___ SOURCE DATA

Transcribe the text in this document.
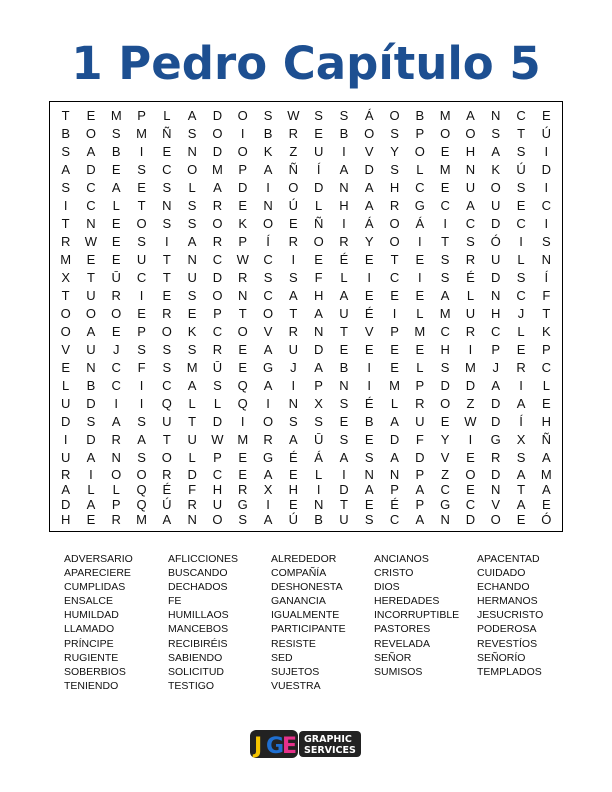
1 Pedro Capítulo 5
T	E	M	P	L	A	D	O	S	W	S	S	Á	O	B	M	A	N	C	E
B	O	S	M	Ñ	S	O	I	B	R	E	B	O	S	P	O	O	S	T	Ú
S	A	B	I	E	N	D	O	K	Z	U	I	V	Y	O	E	H	A	S	I
A	D	E	S	C	O	M	P	A	Ñ	Í	A	D	S	L	M	N	K	Ú	D
S	C	A	E	S	L	A	D	I	O	D	N	A	H	C	E	U	O	S	I
I	C	L	T	N	S	R	E	N	Ú	L	H	A	R	G	C	A	U	E	C
T	N	E	O	S	S	O	K	O	E	Ñ	I	Á	O	Á	I	C	D	C	I
R	W	E	S	I	A	R	P	Í	R	O	R	Y	O	I	T	S	Ó	I	S
M	E	E	U	T	N	C	W	C	I	E	É	E	T	E	S	R	U	L	N
X	T	Ū	C	T	U	D	R	S	S	F	L	I	C	I	S	É	D	S	Í
T	U	R	I	E	S	O	N	C	A	H	A	E	E	E	A	L	N	C	F
O	O	O	E	R	E	P	T	O	T	A	U	É	I	L	M	U	H	J	T
O	A	E	P	O	K	C	O	V	R	N	T	V	P	M	C	R	C	L	K
V	U	J	S	S	S	R	E	A	U	D	E	E	E	E	H	I	P	E	P
E	N	C	F	S	M	Ū	E	G	J	A	B	I	E	L	S	M	J	R	C
L	B	C	I	C	A	S	Q	A	I	P	N	I	M	P	D	D	A	I	L
U	D	I	I	Q	L	L	Q	I	N	X	S	É	L	R	O	Z	D	A	E
D	S	A	S	U	T	D	I	O	S	S	E	B	A	U	E	W	D	Í	H
I	D	R	A	T	U	W	M	R	A	Ū	S	E	D	F	Y	I	G	X	Ñ
U	A	N	S	O	L	P	E	G	É	Á	A	S	A	D	V	E	R	S	A
R	I	O	O	R	D	C	E	A	E	L	I	N	N	P	Z	O	D	A	M
A	L	L	Q	É	F	H	R	X	H	I	D	A	P	A	C	E	N	T	A
D	A	P	Q	Ú	R	U	G	I	E	N	T	E	É	P	G	C	V	A	E
H	E	R	M	A	N	O	S	A	Ú	B	U	S	C	A	N	D	O	E	Ó
ADVERSARIO	AFLICCIONES	ALREDEDOR	ANCIANOS	APACENTAD
APARECIERE	BUSCANDO	COMPAÑÍA	CRISTO	CUIDADO
CUMPLIDAS	DECHADOS	DESHONESTA	DIOS	ECHANDO
ENSALCE	FE	GANANCIA	HEREDADES	HERMANOS
HUMILDAD	HUMILLAOS	IGUALMENTE	INCORRUPTIBLE	JESUCRISTO
LLAMADO	MANCEBOS	PARTICIPANTE	PASTORES	PODEROSA
PRÍNCIPE	RECIBIRÉIS	RESISTE	REVELADA	REVESTÍOS
RUGIENTE	SABIENDO	SED	SEÑOR	SEÑORÍO
SOBERBIOS	SOLICITUD	SUJETOS	SUMISOS	TEMPLADOS
TENIENDO	TESTIGO	VUESTRA
J G
E GRAPHIC
SERVICES
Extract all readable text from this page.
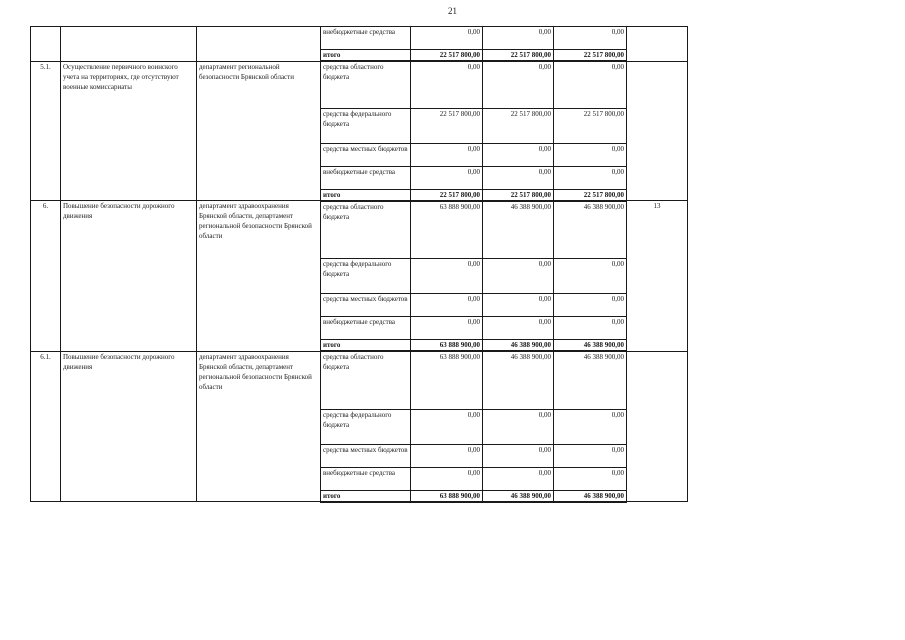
21
			внебюджетные средства	0,00	0,00	0,00	
			итого	22 517 800,00	22 517 800,00	22 517 800,00	
5.1.	Осуществление первичного воинского учета на территориях, где отсутствуют военные комиссариаты	департамент региональной безопасности Брянской области	средства областного бюджета	0,00	0,00	0,00	
			средства федерального бюджета	22 517 800,00	22 517 800,00	22 517 800,00	
			средства местных бюджетов	0,00	0,00	0,00	
			внебюджетные средства	0,00	0,00	0,00	
			итого	22 517 800,00	22 517 800,00	22 517 800,00	
6.	Повышение безопасности дорожного движения	департамент здравоохранения Брянской области, департамент региональной безопасности Брянской области	средства областного бюджета	63 888 900,00	46 388 900,00	46 388 900,00	13
			средства федерального бюджета	0,00	0,00	0,00	
			средства местных бюджетов	0,00	0,00	0,00	
			внебюджетные средства	0,00	0,00	0,00	
			итого	63 888 900,00	46 388 900,00	46 388 900,00	
6.1.	Повышение безопасности дорожного движения	департамент здравоохранения Брянской области, департамент региональной безопасности Брянской области	средства областного бюджета	63 888 900,00	46 388 900,00	46 388 900,00	
			средства федерального бюджета	0,00	0,00	0,00	
			средства местных бюджетов	0,00	0,00	0,00	
			внебюджетные средства	0,00	0,00	0,00	
			итого	63 888 900,00	46 388 900,00	46 388 900,00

______

# PROBLEM REQUIREMENTS
Reproduce every entry word for word, but skip any pictures.

# FULL OUTPUT
Transcribe the text in this document.
1 Pedro Capítulo 5
T	E	M	P	L	A	D	O	S	W	S	S	Á	O	B	M	A	N	C	E
B	O	S	M	Ñ	S	O	I	B	R	E	B	O	S	P	O	O	S	T	Ú
S	A	B	I	E	N	D	O	K	Z	U	I	V	Y	O	E	H	A	S	I
A	D	E	S	C	O	M	P	A	Ñ	Í	A	D	S	L	M	N	K	Ú	D
S	C	A	E	S	L	A	D	I	O	D	N	A	H	C	E	U	O	S	I
I	C	L	T	N	S	R	E	N	Ú	L	H	A	R	G	C	A	U	E	C
T	N	E	O	S	S	O	K	O	E	Ñ	I	Á	O	Á	I	C	D	C	I
R	W	E	S	I	A	R	P	Í	R	O	R	Y	O	I	T	S	Ó	I	S
M	E	E	U	T	N	C	W	C	I	E	É	E	T	E	S	R	U	L	N
X	T	Ū	C	T	U	D	R	S	S	F	L	I	C	I	S	É	D	S	Í
T	U	R	I	E	S	O	N	C	A	H	A	E	E	E	A	L	N	C	F
O	O	O	E	R	E	P	T	O	T	A	U	É	I	L	M	U	H	J	T
O	A	E	P	O	K	C	O	V	R	N	T	V	P	M	C	R	C	L	K
V	U	J	S	S	S	R	E	A	U	D	E	E	E	E	H	I	P	E	P
E	N	C	F	S	M	Ū	E	G	J	A	B	I	E	L	S	M	J	R	C
L	B	C	I	C	A	S	Q	A	I	P	N	I	M	P	D	D	A	I	L
U	D	I	I	Q	L	L	Q	I	N	X	S	É	L	R	O	Z	D	A	E
D	S	A	S	U	T	D	I	O	S	S	E	B	A	U	E	W	D	Í	H
I	D	R	A	T	U	W	M	R	A	Ū	S	E	D	F	Y	I	G	X	Ñ
U	A	N	S	O	L	P	E	G	É	Á	A	S	A	D	V	E	R	S	A
R	I	O	O	R	D	C	E	A	E	L	I	N	N	P	Z	O	D	A	M
A	L	L	Q	É	F	H	R	X	H	I	D	A	P	A	C	E	N	T	A
D	A	P	Q	Ú	R	U	G	I	E	N	T	E	É	P	G	C	V	A	E
H	E	R	M	A	N	O	S	A	Ú	B	U	S	C	A	N	D	O	E	Ó
ADVERSARIO	AFLICCIONES	ALREDEDOR	ANCIANOS	APACENTAD
APARECIERE	BUSCANDO	COMPAÑÍA	CRISTO	CUIDADO
CUMPLIDAS	DECHADOS	DESHONESTA	DIOS	ECHANDO
ENSALCE	FE	GANANCIA	HEREDADES	HERMANOS
HUMILDAD	HUMILLAOS	IGUALMENTE	INCORRUPTIBLE	JESUCRISTO
LLAMADO	MANCEBOS	PARTICIPANTE	PASTORES	PODEROSA
PRÍNCIPE	RECIBIRÉIS	RESISTE	REVELADA	REVESTÍOS
RUGIENTE	SABIENDO	SED	SEÑOR	SEÑORÍO
SOBERBIOS	SOLICITUD	SUJETOS	SUMISOS	TEMPLADOS
TENIENDO	TESTIGO	VUESTRA
J G
E GRAPHIC
SERVICES
Extract all readable text from this page.
21
			внебюджетные средства	0,00	0,00	0,00	
			итого	22 517 800,00	22 517 800,00	22 517 800,00	
5.1.	Осуществление первичного воинского учета на территориях, где отсутствуют военные комиссариаты	департамент региональной безопасности Брянской области	средства областного бюджета	0,00	0,00	0,00	
			средства федерального бюджета	22 517 800,00	22 517 800,00	22 517 800,00	
			средства местных бюджетов	0,00	0,00	0,00	
			внебюджетные средства	0,00	0,00	0,00	
			итого	22 517 800,00	22 517 800,00	22 517 800,00	
6.	Повышение безопасности дорожного движения	департамент здравоохранения Брянской области, департамент региональной безопасности Брянской области	средства областного бюджета	63 888 900,00	46 388 900,00	46 388 900,00	13
			средства федерального бюджета	0,00	0,00	0,00	
			средства местных бюджетов	0,00	0,00	0,00	
			внебюджетные средства	0,00	0,00	0,00	
			итого	63 888 900,00	46 388 900,00	46 388 900,00	
6.1.	Повышение безопасности дорожного движения	департамент здравоохранения Брянской области, департамент региональной безопасности Брянской области	средства областного бюджета	63 888 900,00	46 388 900,00	46 388 900,00	
			средства федерального бюджета	0,00	0,00	0,00	
			средства местных бюджетов	0,00	0,00	0,00	
			внебюджетные средства	0,00	0,00	0,00	
			итого	63 888 900,00	46 388 900,00	46 388 900,00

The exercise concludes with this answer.